**Short problem**
Report each line of the data that has "added" somewhere in it.

┄┄┄┄┄┄┄┄┄┄┄┄┄┄┄┄┄┄┄┄

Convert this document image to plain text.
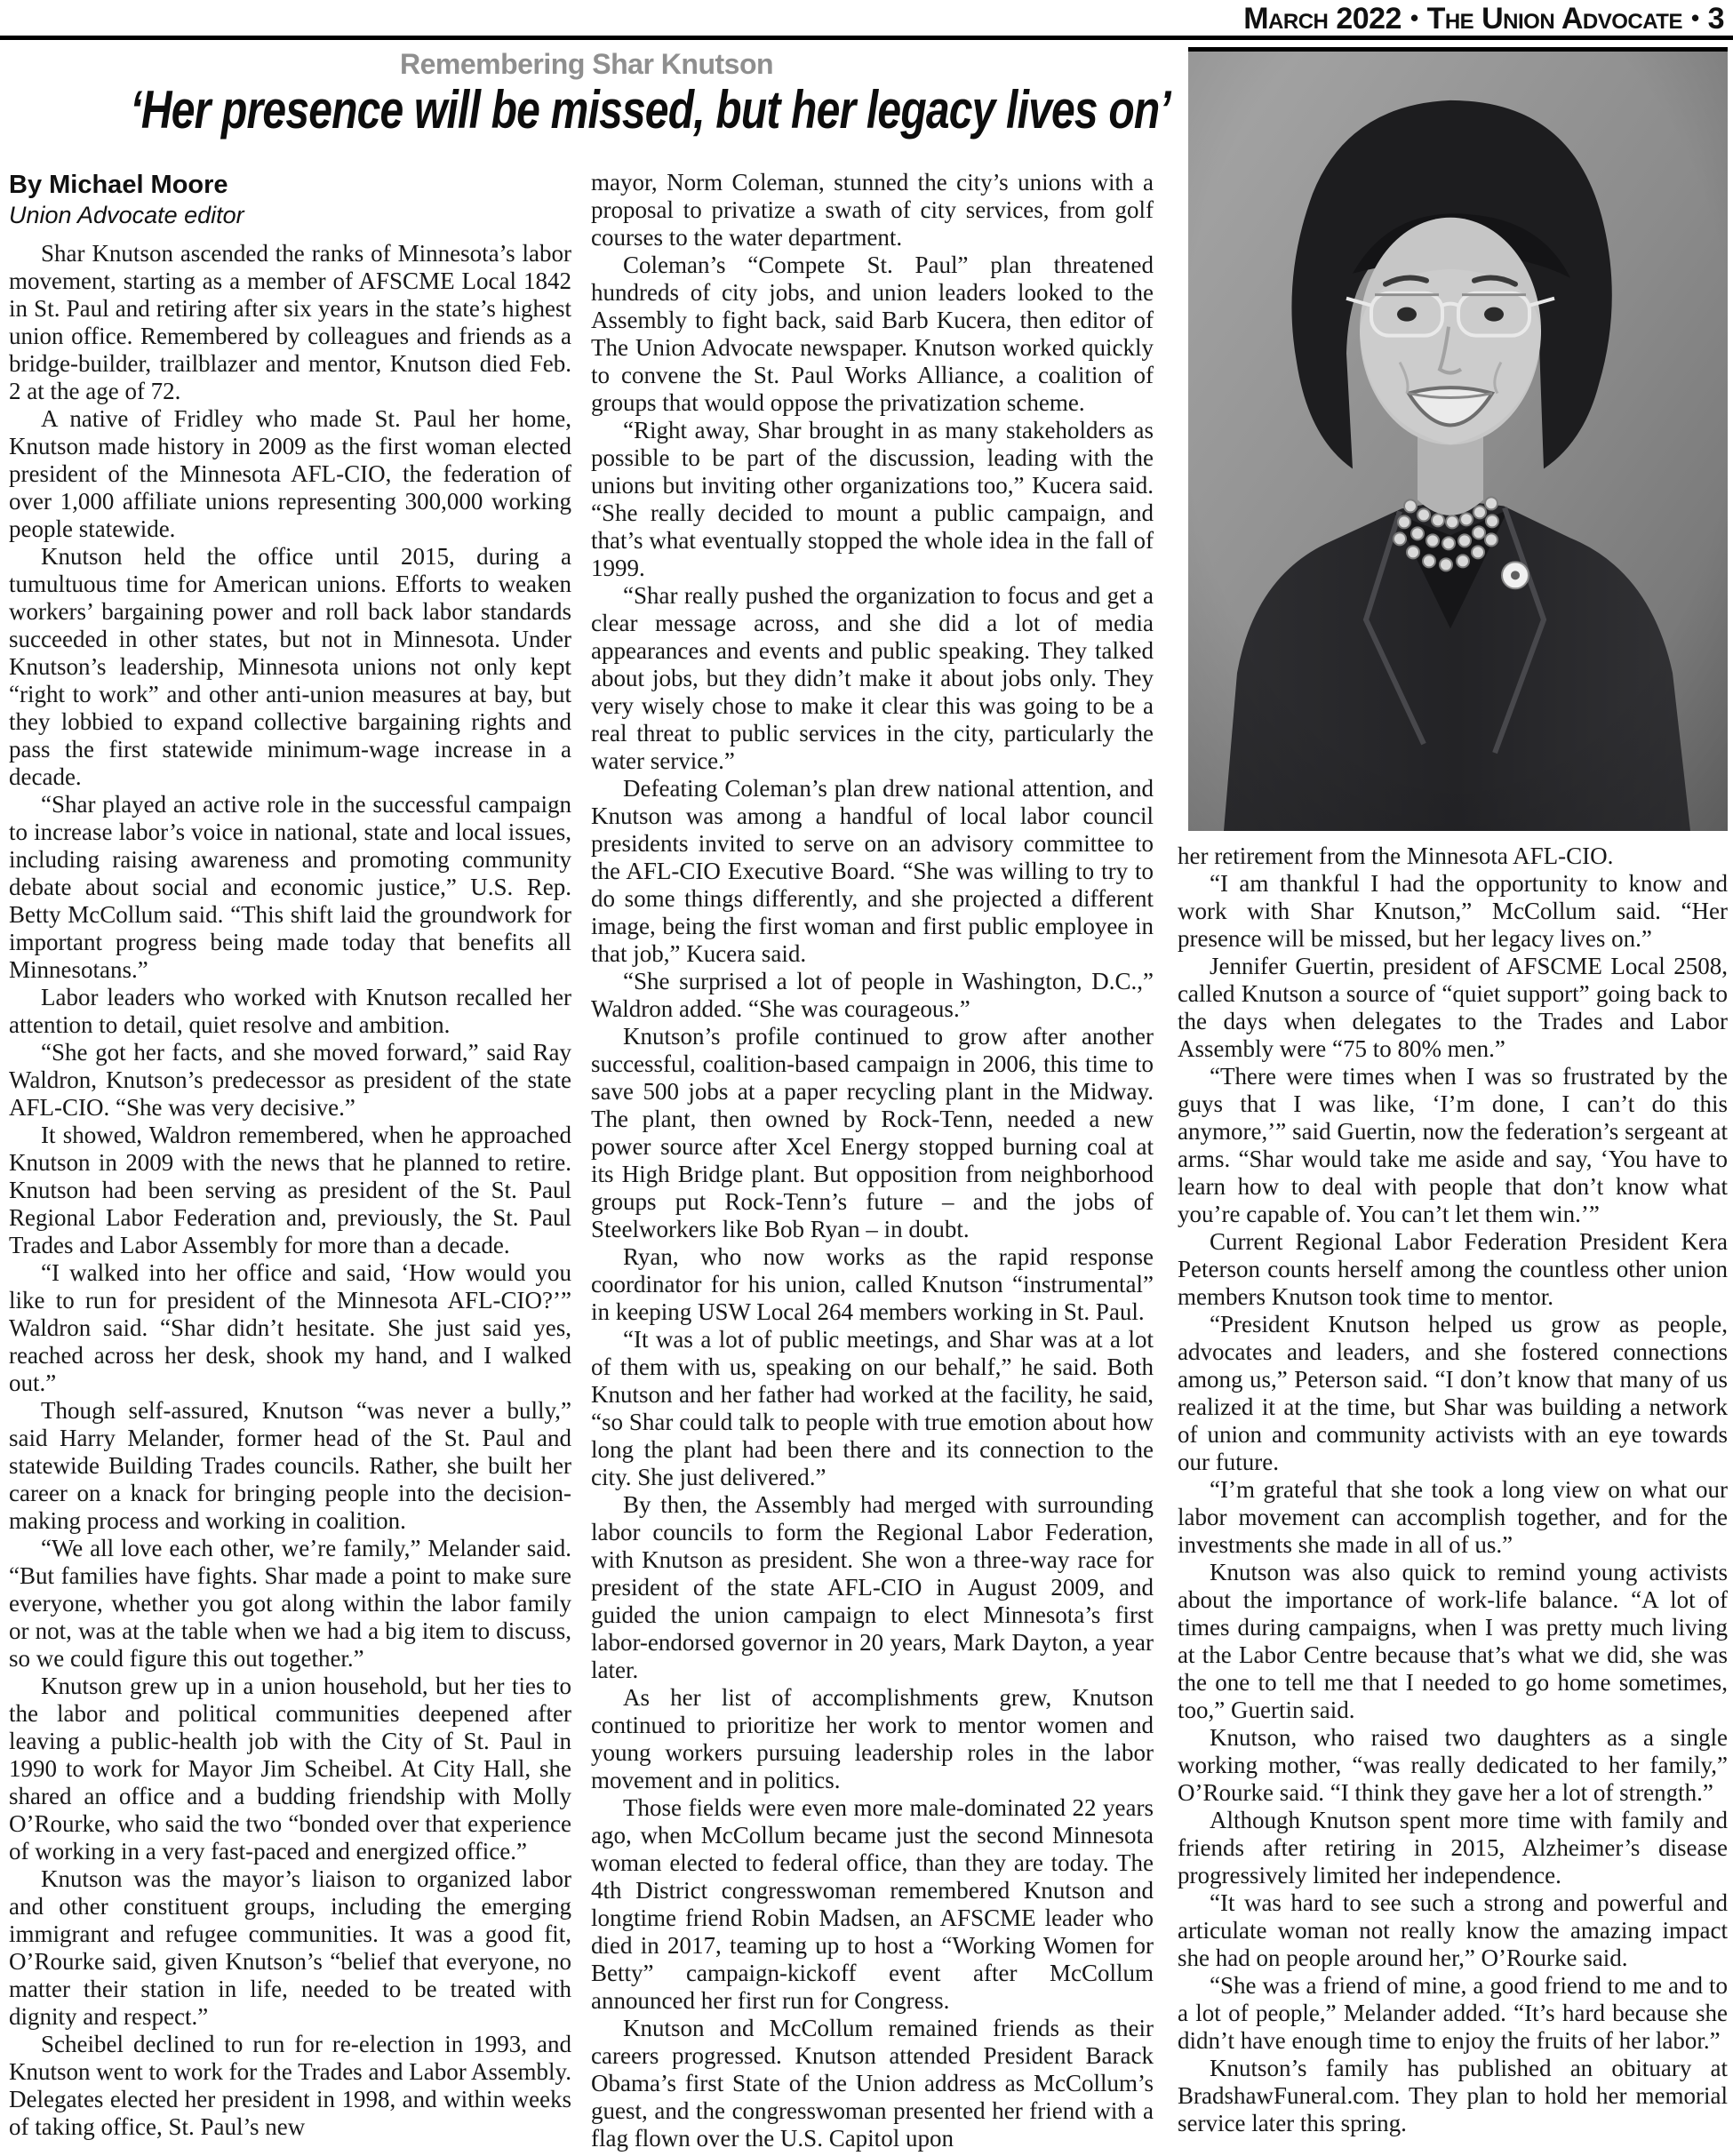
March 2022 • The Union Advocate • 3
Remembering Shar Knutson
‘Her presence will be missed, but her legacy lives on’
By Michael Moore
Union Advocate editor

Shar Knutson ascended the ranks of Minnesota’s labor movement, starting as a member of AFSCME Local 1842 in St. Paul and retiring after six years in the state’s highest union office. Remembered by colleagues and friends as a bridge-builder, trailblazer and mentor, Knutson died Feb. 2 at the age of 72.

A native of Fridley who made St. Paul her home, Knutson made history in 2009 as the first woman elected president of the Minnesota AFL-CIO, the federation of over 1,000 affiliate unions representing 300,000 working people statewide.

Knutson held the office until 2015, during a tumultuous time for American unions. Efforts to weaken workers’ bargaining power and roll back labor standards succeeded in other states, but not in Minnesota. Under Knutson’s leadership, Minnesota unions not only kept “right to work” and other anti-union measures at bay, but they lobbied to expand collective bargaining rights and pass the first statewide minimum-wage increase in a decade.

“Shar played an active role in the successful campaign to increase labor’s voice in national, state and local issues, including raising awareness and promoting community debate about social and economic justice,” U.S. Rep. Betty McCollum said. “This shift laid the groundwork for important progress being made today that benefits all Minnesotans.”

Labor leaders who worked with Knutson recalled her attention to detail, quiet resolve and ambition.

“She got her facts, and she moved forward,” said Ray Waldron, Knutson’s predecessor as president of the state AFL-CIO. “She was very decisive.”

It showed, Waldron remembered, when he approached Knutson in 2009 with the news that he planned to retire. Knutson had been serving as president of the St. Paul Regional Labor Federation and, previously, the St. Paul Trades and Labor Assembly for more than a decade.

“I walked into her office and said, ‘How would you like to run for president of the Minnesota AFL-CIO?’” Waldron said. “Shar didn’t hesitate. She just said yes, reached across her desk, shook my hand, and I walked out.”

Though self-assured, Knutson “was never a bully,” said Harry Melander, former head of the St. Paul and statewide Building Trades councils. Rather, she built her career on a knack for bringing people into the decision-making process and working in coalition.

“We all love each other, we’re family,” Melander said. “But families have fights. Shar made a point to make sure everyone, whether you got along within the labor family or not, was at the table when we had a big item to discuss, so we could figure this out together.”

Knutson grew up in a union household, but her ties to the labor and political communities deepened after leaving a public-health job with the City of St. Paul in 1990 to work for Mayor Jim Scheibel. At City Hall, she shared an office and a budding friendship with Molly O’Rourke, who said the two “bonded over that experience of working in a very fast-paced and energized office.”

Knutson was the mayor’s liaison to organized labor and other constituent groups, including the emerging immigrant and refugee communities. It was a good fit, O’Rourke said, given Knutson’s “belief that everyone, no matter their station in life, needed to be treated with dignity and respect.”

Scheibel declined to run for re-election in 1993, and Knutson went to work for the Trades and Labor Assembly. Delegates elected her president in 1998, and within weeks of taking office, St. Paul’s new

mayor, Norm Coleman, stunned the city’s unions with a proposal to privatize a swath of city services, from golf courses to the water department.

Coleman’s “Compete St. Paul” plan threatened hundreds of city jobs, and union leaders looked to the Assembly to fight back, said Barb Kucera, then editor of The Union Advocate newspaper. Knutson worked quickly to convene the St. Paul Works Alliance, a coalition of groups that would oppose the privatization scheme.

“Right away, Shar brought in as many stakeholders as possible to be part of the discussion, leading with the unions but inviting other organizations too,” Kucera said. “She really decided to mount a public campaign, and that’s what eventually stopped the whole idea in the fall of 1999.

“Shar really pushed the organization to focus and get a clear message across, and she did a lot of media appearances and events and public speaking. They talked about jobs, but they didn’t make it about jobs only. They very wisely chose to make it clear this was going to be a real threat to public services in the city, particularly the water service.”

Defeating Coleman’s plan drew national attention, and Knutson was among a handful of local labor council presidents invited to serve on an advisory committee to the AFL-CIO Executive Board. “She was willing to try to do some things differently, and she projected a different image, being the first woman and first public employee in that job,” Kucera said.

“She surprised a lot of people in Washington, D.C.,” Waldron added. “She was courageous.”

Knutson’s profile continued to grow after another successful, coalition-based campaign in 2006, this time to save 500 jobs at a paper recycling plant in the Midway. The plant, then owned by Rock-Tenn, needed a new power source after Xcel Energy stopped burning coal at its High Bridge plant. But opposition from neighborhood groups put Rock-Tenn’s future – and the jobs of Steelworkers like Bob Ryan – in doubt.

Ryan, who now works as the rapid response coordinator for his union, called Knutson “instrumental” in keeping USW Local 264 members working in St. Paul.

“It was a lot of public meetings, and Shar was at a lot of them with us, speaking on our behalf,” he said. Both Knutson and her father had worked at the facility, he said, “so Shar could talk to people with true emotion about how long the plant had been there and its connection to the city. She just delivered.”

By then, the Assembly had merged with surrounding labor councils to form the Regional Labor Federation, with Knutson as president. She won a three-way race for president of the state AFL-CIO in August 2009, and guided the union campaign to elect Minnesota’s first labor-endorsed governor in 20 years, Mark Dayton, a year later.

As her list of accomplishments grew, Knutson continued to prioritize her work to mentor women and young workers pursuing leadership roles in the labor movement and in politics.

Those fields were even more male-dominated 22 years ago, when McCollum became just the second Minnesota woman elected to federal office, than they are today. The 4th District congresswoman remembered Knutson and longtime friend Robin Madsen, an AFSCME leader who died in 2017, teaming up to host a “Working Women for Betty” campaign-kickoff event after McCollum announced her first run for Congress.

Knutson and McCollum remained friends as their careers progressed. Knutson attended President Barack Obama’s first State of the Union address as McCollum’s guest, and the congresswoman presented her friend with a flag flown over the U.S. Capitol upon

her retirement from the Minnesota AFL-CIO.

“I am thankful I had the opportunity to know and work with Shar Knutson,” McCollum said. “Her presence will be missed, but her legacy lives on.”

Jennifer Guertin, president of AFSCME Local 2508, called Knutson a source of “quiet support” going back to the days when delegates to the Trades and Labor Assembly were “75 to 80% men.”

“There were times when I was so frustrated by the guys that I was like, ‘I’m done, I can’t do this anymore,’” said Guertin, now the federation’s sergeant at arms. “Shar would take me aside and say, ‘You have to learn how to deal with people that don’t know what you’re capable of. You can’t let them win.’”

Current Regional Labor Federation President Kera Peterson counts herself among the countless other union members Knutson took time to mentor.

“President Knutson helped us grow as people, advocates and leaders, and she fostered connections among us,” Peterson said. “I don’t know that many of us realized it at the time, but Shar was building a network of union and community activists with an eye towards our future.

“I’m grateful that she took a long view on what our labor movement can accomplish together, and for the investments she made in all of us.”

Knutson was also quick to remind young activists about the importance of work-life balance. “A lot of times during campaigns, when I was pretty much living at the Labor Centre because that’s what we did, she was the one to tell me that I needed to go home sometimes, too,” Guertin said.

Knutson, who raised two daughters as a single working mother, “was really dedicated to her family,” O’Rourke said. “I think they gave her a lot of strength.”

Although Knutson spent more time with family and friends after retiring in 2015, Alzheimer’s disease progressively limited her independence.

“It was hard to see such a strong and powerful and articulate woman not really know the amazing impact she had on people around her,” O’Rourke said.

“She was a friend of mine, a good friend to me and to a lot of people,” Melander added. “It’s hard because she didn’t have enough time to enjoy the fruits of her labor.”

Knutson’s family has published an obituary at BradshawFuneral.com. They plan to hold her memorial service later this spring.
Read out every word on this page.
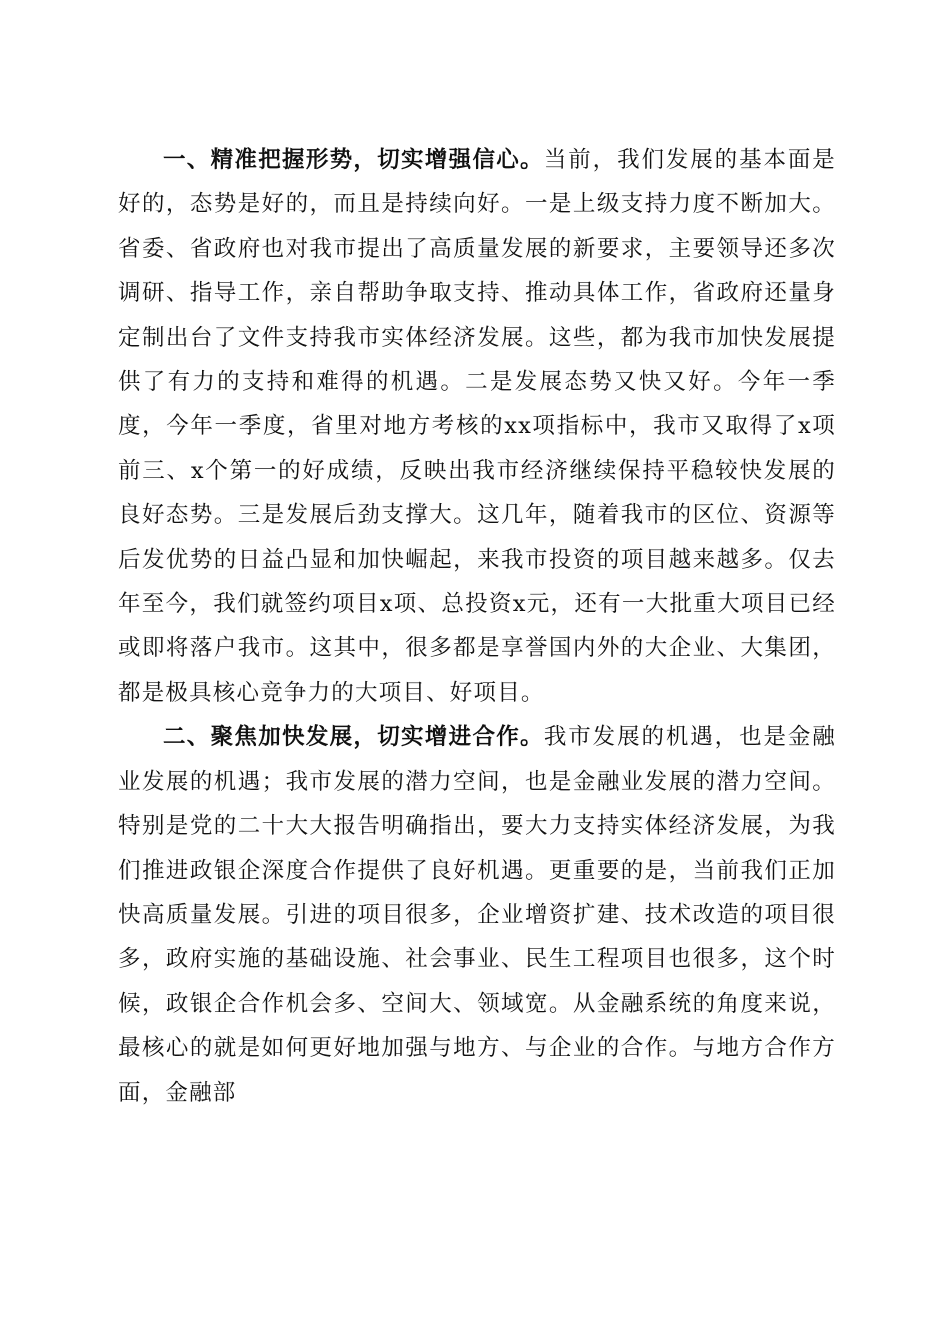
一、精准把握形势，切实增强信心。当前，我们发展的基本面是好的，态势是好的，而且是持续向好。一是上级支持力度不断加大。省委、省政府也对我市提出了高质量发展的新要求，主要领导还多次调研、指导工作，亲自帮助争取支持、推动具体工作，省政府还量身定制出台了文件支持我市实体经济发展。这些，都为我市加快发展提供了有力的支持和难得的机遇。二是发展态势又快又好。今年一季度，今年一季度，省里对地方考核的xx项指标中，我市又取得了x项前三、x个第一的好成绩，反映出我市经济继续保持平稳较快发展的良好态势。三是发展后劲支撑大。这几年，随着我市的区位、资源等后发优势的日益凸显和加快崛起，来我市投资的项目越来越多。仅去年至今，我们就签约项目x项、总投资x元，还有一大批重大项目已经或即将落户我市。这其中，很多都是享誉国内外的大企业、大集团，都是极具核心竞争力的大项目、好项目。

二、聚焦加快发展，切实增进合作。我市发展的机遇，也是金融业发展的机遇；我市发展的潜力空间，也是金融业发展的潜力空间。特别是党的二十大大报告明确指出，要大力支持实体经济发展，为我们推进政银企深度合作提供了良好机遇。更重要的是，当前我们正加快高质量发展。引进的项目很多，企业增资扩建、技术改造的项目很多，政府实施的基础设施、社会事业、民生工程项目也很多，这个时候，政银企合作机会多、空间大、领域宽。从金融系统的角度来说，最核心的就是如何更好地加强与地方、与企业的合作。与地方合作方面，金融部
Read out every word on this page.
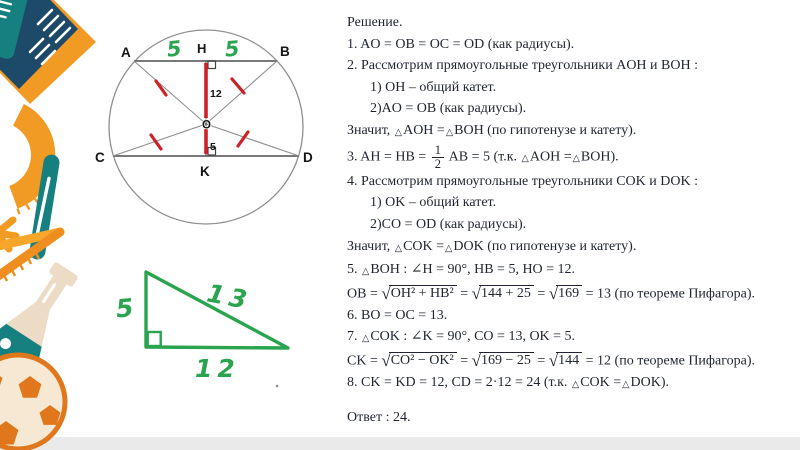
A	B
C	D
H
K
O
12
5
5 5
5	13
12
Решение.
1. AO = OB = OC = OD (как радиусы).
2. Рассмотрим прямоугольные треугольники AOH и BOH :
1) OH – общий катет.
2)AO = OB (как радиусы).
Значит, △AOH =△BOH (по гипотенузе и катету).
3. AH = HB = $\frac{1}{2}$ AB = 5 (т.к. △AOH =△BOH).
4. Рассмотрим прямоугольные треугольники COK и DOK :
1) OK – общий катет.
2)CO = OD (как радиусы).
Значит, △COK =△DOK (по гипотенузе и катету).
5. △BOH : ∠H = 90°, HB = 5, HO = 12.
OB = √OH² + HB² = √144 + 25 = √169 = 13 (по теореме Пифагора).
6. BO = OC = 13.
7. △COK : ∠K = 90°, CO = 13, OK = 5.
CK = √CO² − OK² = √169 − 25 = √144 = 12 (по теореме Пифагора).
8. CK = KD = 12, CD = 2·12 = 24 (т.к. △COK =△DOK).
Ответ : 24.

┄┄┄┄┄┄┄┄┄┄┄┄┄┄┄┄┄┄┄┄

**Task output**
“She surprised a lot of people in Washington, D.C.,” Waldron added. “She was courageous.”
“She was a friend of mine, a good friend to me and to a lot of people,” Melander added. “It’s hard because she didn’t have enough time to enjoy the fruits of her labor.”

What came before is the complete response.